THE INPUT =>
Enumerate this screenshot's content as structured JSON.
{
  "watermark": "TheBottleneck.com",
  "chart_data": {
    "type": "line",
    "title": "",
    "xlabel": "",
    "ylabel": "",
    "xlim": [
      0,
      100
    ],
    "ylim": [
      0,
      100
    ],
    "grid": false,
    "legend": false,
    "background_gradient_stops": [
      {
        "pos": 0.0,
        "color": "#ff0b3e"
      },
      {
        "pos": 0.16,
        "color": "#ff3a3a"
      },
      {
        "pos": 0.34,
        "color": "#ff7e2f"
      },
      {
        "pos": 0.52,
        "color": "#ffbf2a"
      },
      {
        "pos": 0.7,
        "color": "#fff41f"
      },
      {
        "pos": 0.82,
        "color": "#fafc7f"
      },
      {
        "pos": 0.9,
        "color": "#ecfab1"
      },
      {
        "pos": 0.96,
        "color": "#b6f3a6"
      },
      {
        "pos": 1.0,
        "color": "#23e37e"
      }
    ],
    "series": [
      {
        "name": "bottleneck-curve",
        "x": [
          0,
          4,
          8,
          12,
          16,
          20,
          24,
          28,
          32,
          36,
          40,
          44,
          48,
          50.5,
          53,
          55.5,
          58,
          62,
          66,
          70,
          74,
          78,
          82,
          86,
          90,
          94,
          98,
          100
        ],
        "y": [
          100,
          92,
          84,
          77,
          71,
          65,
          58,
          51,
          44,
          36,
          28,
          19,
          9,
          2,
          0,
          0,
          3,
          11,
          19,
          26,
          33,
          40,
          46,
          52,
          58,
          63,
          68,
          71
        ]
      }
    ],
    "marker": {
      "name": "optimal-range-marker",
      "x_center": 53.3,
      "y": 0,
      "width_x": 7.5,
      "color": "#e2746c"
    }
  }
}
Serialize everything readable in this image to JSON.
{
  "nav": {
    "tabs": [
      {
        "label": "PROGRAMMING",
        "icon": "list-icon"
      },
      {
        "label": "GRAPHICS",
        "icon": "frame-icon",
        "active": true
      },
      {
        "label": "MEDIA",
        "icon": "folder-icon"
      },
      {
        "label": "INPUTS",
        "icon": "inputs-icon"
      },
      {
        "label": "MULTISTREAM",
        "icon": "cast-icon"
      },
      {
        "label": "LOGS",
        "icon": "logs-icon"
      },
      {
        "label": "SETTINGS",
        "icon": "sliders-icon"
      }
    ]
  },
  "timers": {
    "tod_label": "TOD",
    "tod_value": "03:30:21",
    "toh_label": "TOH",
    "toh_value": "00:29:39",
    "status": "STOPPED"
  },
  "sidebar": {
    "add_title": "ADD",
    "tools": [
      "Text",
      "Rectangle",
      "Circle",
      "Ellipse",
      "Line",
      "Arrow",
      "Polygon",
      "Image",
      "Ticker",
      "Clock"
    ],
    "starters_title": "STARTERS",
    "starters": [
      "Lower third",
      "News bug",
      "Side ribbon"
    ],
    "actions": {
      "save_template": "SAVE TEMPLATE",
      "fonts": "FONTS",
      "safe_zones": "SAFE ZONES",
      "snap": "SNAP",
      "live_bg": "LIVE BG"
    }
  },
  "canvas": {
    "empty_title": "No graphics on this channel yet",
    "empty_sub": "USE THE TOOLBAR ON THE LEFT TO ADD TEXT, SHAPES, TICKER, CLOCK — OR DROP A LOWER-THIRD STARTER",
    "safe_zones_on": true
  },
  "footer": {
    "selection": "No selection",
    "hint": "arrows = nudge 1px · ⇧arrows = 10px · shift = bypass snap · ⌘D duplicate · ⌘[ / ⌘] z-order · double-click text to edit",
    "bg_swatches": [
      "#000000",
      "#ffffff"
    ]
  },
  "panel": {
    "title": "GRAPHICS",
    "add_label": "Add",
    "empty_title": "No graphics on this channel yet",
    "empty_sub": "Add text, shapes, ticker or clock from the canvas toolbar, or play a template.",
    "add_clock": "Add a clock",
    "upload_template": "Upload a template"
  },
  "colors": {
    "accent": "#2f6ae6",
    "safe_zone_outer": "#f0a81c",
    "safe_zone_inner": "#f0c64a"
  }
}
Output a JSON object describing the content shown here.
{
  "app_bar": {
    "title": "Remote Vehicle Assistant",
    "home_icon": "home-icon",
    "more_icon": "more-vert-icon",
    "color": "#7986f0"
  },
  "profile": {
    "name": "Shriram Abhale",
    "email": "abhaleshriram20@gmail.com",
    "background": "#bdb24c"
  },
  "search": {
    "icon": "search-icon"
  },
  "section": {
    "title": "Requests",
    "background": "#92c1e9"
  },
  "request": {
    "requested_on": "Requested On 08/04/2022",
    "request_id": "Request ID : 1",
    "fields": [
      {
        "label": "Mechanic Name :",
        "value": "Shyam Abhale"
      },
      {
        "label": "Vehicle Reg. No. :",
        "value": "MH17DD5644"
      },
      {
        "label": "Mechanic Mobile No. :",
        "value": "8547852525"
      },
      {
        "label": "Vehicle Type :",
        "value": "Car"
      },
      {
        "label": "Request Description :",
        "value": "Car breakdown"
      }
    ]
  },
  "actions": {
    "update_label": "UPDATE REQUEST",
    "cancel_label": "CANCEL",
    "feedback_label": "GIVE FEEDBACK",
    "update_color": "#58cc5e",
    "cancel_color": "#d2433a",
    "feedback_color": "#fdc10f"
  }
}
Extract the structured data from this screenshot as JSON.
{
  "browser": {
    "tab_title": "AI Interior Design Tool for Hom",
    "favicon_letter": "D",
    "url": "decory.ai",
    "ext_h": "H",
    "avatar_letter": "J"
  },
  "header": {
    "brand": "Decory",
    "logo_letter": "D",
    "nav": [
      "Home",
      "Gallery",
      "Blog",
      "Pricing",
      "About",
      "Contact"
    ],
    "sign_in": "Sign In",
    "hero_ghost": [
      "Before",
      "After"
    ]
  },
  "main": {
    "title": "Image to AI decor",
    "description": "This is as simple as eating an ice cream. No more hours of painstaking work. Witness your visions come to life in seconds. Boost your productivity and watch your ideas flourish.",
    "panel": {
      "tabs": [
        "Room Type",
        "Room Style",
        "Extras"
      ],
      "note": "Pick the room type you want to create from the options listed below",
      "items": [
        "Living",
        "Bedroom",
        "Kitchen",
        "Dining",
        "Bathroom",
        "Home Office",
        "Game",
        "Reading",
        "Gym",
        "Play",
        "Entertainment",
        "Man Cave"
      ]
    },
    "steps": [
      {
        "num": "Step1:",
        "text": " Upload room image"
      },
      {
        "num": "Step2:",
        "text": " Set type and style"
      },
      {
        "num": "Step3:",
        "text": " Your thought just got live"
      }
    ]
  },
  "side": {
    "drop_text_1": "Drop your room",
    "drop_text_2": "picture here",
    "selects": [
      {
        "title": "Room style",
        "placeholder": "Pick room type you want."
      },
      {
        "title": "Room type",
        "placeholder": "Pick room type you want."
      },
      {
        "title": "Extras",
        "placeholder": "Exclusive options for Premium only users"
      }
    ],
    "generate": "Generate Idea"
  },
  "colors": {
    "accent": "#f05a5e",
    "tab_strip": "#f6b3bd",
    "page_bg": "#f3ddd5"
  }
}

SHORT TASK =>
Print the entries exactly. Include every one.

REPLY =>
Enumerate this screenshot's content as structured JSON.
{
  "watermark": "TheBottleneck.com",
  "chart_data": {
    "type": "line",
    "title": "",
    "xlabel": "",
    "ylabel": "",
    "xlim": [
      0,
      100
    ],
    "ylim": [
      0,
      100
    ],
    "grid": false,
    "legend": false,
    "background_gradient_stops": [
      {
        "pos": 0.0,
        "color": "#ff0b3e"
      },
      {
        "pos": 0.16,
        "color": "#ff3a3a"
      },
      {
        "pos": 0.34,
        "color": "#ff7e2f"
      },
      {
        "pos": 0.52,
        "color": "#ffbf2a"
      },
      {
        "pos": 0.7,
        "color": "#fff41f"
      },
      {
        "pos": 0.82,
        "color": "#fafc7f"
      },
      {
        "pos": 0.9,
        "color": "#ecfab1"
      },
      {
        "pos": 0.96,
        "color": "#b6f3a6"
      },
      {
        "pos": 1.0,
        "color": "#23e37e"
      }
    ],
    "series": [
      {
        "name": "bottleneck-curve",
        "x": [
          0,
          4,
          8,
          12,
          16,
          20,
          24,
          28,
          32,
          36,
          40,
          44,
          48,
          50.5,
          53,
          55.5,
          58,
          62,
          66,
          70,
          74,
          78,
          82,
          86,
          90,
          94,
          98,
          100
        ],
        "y": [
          100,
          92,
          84,
          77,
          71,
          65,
          58,
          51,
          44,
          36,
          28,
          19,
          9,
          2,
          0,
          0,
          3,
          11,
          19,
          26,
          33,
          40,
          46,
          52,
          58,
          63,
          68,
          71
        ]
      }
    ],
    "marker": {
      "name": "optimal-range-marker",
      "x_center": 53.3,
      "y": 0,
      "width_x": 7.5,
      "color": "#e2746c"
    }
  }
}
Serialize everything readable in this image to JSON.
{
  "nav": {
    "tabs": [
      {
        "label": "PROGRAMMING",
        "icon": "list-icon"
      },
      {
        "label": "GRAPHICS",
        "icon": "frame-icon",
        "active": true
      },
      {
        "label": "MEDIA",
        "icon": "folder-icon"
      },
      {
        "label": "INPUTS",
        "icon": "inputs-icon"
      },
      {
        "label": "MULTISTREAM",
        "icon": "cast-icon"
      },
      {
        "label": "LOGS",
        "icon": "logs-icon"
      },
      {
        "label": "SETTINGS",
        "icon": "sliders-icon"
      }
    ]
  },
  "timers": {
    "tod_label": "TOD",
    "tod_value": "03:30:21",
    "toh_label": "TOH",
    "toh_value": "00:29:39",
    "status": "STOPPED"
  },
  "sidebar": {
    "add_title": "ADD",
    "tools": [
      "Text",
      "Rectangle",
      "Circle",
      "Ellipse",
      "Line",
      "Arrow",
      "Polygon",
      "Image",
      "Ticker",
      "Clock"
    ],
    "starters_title": "STARTERS",
    "starters": [
      "Lower third",
      "News bug",
      "Side ribbon"
    ],
    "actions": {
      "save_template": "SAVE TEMPLATE",
      "fonts": "FONTS",
      "safe_zones": "SAFE ZONES",
      "snap": "SNAP",
      "live_bg": "LIVE BG"
    }
  },
  "canvas": {
    "empty_title": "No graphics on this channel yet",
    "empty_sub": "USE THE TOOLBAR ON THE LEFT TO ADD TEXT, SHAPES, TICKER, CLOCK — OR DROP A LOWER-THIRD STARTER",
    "safe_zones_on": true
  },
  "footer": {
    "selection": "No selection",
    "hint": "arrows = nudge 1px · ⇧arrows = 10px · shift = bypass snap · ⌘D duplicate · ⌘[ / ⌘] z-order · double-click text to edit",
    "bg_swatches": [
      "#000000",
      "#ffffff"
    ]
  },
  "panel": {
    "title": "GRAPHICS",
    "add_label": "Add",
    "empty_title": "No graphics on this channel yet",
    "empty_sub": "Add text, shapes, ticker or clock from the canvas toolbar, or play a template.",
    "add_clock": "Add a clock",
    "upload_template": "Upload a template"
  },
  "colors": {
    "accent": "#2f6ae6",
    "safe_zone_outer": "#f0a81c",
    "safe_zone_inner": "#f0c64a"
  }
}
Output a JSON object describing the content shown here.
{
  "app_bar": {
    "title": "Remote Vehicle Assistant",
    "home_icon": "home-icon",
    "more_icon": "more-vert-icon",
    "color": "#7986f0"
  },
  "profile": {
    "name": "Shriram Abhale",
    "email": "abhaleshriram20@gmail.com",
    "background": "#bdb24c"
  },
  "search": {
    "icon": "search-icon"
  },
  "section": {
    "title": "Requests",
    "background": "#92c1e9"
  },
  "request": {
    "requested_on": "Requested On 08/04/2022",
    "request_id": "Request ID : 1",
    "fields": [
      {
        "label": "Mechanic Name :",
        "value": "Shyam Abhale"
      },
      {
        "label": "Vehicle Reg. No. :",
        "value": "MH17DD5644"
      },
      {
        "label": "Mechanic Mobile No. :",
        "value": "8547852525"
      },
      {
        "label": "Vehicle Type :",
        "value": "Car"
      },
      {
        "label": "Request Description :",
        "value": "Car breakdown"
      }
    ]
  },
  "actions": {
    "update_label": "UPDATE REQUEST",
    "cancel_label": "CANCEL",
    "feedback_label": "GIVE FEEDBACK",
    "update_color": "#58cc5e",
    "cancel_color": "#d2433a",
    "feedback_color": "#fdc10f"
  }
}
Extract the structured data from this screenshot as JSON.
{
  "browser": {
    "tab_title": "AI Interior Design Tool for Hom",
    "favicon_letter": "D",
    "url": "decory.ai",
    "ext_h": "H",
    "avatar_letter": "J"
  },
  "header": {
    "brand": "Decory",
    "logo_letter": "D",
    "nav": [
      "Home",
      "Gallery",
      "Blog",
      "Pricing",
      "About",
      "Contact"
    ],
    "sign_in": "Sign In",
    "hero_ghost": [
      "Before",
      "After"
    ]
  },
  "main": {
    "title": "Image to AI decor",
    "description": "This is as simple as eating an ice cream. No more hours of painstaking work. Witness your visions come to life in seconds. Boost your productivity and watch your ideas flourish.",
    "panel": {
      "tabs": [
        "Room Type",
        "Room Style",
        "Extras"
      ],
      "note": "Pick the room type you want to create from the options listed below",
      "items": [
        "Living",
        "Bedroom",
        "Kitchen",
        "Dining",
        "Bathroom",
        "Home Office",
        "Game",
        "Reading",
        "Gym",
        "Play",
        "Entertainment",
        "Man Cave"
      ]
    },
    "steps": [
      {
        "num": "Step1:",
        "text": " Upload room image"
      },
      {
        "num": "Step2:",
        "text": " Set type and style"
      },
      {
        "num": "Step3:",
        "text": " Your thought just got live"
      }
    ]
  },
  "side": {
    "drop_text_1": "Drop your room",
    "drop_text_2": "picture here",
    "selects": [
      {
        "title": "Room style",
        "placeholder": "Pick room type you want."
      },
      {
        "title": "Room type",
        "placeholder": "Pick room type you want."
      },
      {
        "title": "Extras",
        "placeholder": "Exclusive options for Premium only users"
      }
    ],
    "generate": "Generate Idea"
  },
  "colors": {
    "accent": "#f05a5e",
    "tab_strip": "#f6b3bd",
    "page_bg": "#f3ddd5"
  }
}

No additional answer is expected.